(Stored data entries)
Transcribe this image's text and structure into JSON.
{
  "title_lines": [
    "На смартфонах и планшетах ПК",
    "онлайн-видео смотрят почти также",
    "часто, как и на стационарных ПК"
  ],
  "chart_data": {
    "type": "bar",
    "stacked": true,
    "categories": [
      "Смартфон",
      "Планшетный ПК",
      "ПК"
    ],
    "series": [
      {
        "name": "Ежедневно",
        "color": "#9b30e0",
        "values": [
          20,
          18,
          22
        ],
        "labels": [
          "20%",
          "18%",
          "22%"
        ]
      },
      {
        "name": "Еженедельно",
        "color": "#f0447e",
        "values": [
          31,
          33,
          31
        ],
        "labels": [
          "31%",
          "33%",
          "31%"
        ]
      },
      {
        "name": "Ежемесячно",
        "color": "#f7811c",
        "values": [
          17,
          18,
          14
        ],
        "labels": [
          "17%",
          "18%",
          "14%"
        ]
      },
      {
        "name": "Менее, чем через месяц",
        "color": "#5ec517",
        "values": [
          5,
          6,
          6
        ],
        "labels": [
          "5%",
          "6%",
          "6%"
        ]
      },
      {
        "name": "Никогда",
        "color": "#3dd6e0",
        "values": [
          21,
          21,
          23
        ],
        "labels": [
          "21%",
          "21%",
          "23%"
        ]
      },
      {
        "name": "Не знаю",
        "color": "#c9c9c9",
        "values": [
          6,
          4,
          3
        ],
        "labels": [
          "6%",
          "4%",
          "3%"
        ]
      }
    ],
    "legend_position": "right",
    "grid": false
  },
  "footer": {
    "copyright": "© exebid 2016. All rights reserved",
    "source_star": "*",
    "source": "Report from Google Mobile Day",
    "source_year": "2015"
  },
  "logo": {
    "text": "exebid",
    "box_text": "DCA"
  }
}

-- What you should do --
Return all of the data exactly as it reads.

-- Response to the task --
Transcribe this image's text and structure into JSON.
{
  "title_lines": [
    "На смартфонах и планшетах ПК",
    "онлайн-видео смотрят почти также",
    "часто, как и на стационарных ПК"
  ],
  "chart_data": {
    "type": "bar",
    "stacked": true,
    "categories": [
      "Смартфон",
      "Планшетный ПК",
      "ПК"
    ],
    "series": [
      {
        "name": "Ежедневно",
        "color": "#9b30e0",
        "values": [
          20,
          18,
          22
        ],
        "labels": [
          "20%",
          "18%",
          "22%"
        ]
      },
      {
        "name": "Еженедельно",
        "color": "#f0447e",
        "values": [
          31,
          33,
          31
        ],
        "labels": [
          "31%",
          "33%",
          "31%"
        ]
      },
      {
        "name": "Ежемесячно",
        "color": "#f7811c",
        "values": [
          17,
          18,
          14
        ],
        "labels": [
          "17%",
          "18%",
          "14%"
        ]
      },
      {
        "name": "Менее, чем через месяц",
        "color": "#5ec517",
        "values": [
          5,
          6,
          6
        ],
        "labels": [
          "5%",
          "6%",
          "6%"
        ]
      },
      {
        "name": "Никогда",
        "color": "#3dd6e0",
        "values": [
          21,
          21,
          23
        ],
        "labels": [
          "21%",
          "21%",
          "23%"
        ]
      },
      {
        "name": "Не знаю",
        "color": "#c9c9c9",
        "values": [
          6,
          4,
          3
        ],
        "labels": [
          "6%",
          "4%",
          "3%"
        ]
      }
    ],
    "legend_position": "right",
    "grid": false
  },
  "footer": {
    "copyright": "© exebid 2016. All rights reserved",
    "source_star": "*",
    "source": "Report from Google Mobile Day",
    "source_year": "2015"
  },
  "logo": {
    "text": "exebid",
    "box_text": "DCA"
  }
}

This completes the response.